━━━ Listed records ━━━

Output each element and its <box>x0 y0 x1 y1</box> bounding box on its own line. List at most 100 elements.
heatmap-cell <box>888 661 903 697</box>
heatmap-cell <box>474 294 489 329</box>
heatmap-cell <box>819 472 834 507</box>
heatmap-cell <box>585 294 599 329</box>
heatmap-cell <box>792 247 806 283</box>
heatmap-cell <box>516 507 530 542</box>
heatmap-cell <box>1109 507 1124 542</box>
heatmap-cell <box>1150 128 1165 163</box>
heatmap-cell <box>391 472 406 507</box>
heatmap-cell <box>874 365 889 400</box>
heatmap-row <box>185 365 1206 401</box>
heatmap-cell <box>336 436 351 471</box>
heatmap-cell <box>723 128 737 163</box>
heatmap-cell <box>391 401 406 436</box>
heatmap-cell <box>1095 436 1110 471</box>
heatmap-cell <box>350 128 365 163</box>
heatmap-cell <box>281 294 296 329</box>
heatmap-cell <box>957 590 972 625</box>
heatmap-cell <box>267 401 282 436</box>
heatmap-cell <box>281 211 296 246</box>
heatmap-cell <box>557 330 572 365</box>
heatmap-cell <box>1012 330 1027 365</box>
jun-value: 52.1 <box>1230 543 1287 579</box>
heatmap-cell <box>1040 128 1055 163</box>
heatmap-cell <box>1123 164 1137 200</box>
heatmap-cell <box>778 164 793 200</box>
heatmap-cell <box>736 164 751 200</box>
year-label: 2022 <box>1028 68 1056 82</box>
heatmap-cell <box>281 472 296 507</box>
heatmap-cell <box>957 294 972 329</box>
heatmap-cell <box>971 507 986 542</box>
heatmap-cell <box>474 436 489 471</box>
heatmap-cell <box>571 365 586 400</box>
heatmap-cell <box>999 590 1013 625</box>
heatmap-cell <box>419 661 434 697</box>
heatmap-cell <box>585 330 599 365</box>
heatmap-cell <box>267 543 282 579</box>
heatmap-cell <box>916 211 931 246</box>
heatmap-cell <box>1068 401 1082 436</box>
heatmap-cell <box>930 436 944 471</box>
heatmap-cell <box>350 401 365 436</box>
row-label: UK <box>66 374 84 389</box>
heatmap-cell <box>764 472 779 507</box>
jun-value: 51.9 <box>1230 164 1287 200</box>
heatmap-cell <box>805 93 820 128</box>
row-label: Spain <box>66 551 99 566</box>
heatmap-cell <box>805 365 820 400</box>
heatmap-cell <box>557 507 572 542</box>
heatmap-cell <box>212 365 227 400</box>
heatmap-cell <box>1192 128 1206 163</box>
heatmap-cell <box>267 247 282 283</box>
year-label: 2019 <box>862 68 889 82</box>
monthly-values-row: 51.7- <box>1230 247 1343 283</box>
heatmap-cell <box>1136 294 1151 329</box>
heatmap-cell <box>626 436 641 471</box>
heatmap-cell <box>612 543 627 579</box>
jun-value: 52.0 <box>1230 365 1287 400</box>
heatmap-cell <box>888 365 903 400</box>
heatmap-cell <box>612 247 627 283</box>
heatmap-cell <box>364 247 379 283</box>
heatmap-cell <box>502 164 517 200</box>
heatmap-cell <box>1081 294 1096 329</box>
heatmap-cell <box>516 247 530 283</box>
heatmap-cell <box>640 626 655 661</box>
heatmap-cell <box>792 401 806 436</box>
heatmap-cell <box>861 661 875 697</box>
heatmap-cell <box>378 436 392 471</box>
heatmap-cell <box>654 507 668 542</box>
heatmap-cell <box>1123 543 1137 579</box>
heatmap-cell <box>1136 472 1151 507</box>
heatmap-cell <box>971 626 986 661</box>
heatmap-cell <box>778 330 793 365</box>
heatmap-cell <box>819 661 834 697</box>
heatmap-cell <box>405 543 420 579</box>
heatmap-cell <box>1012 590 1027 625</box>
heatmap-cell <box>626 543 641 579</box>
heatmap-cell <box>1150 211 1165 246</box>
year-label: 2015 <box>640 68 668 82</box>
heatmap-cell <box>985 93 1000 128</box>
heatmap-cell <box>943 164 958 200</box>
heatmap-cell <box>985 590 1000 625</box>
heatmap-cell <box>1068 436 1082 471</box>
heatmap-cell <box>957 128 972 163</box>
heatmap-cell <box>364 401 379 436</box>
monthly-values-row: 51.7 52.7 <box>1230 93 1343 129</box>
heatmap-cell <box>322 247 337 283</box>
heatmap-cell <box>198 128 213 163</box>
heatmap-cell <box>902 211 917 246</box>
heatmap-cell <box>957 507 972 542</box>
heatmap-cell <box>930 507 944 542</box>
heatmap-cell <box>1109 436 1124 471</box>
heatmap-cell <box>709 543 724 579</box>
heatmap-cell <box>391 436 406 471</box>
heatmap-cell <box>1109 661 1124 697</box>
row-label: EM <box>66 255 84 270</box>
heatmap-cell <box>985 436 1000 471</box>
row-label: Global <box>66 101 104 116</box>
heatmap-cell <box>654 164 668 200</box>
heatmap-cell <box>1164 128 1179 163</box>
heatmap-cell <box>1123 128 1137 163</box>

━━━

» Task goal:
Please express the material above as a JSON list of strings, one string per line with blank lines left out, starting at its first line and ending at the line that contains "heatmap-cell <box>723 128 737 163</box>", both included.

» Task result:
[
  "Output each element and its <box>x0 y0 x1 y1</box> bounding box on its own line. List at most 100 elements.",
  "heatmap-cell <box>888 661 903 697</box>",
  "heatmap-cell <box>474 294 489 329</box>",
  "heatmap-cell <box>819 472 834 507</box>",
  "heatmap-cell <box>585 294 599 329</box>",
  "heatmap-cell <box>792 247 806 283</box>",
  "heatmap-cell <box>516 507 530 542</box>",
  "heatmap-cell <box>1109 507 1124 542</box>",
  "heatmap-cell <box>1150 128 1165 163</box>",
  "heatmap-cell <box>391 472 406 507</box>",
  "heatmap-cell <box>874 365 889 400</box>",
  "heatmap-row <box>185 365 1206 401</box>",
  "heatmap-cell <box>336 436 351 471</box>",
  "heatmap-cell <box>723 128 737 163</box>"
]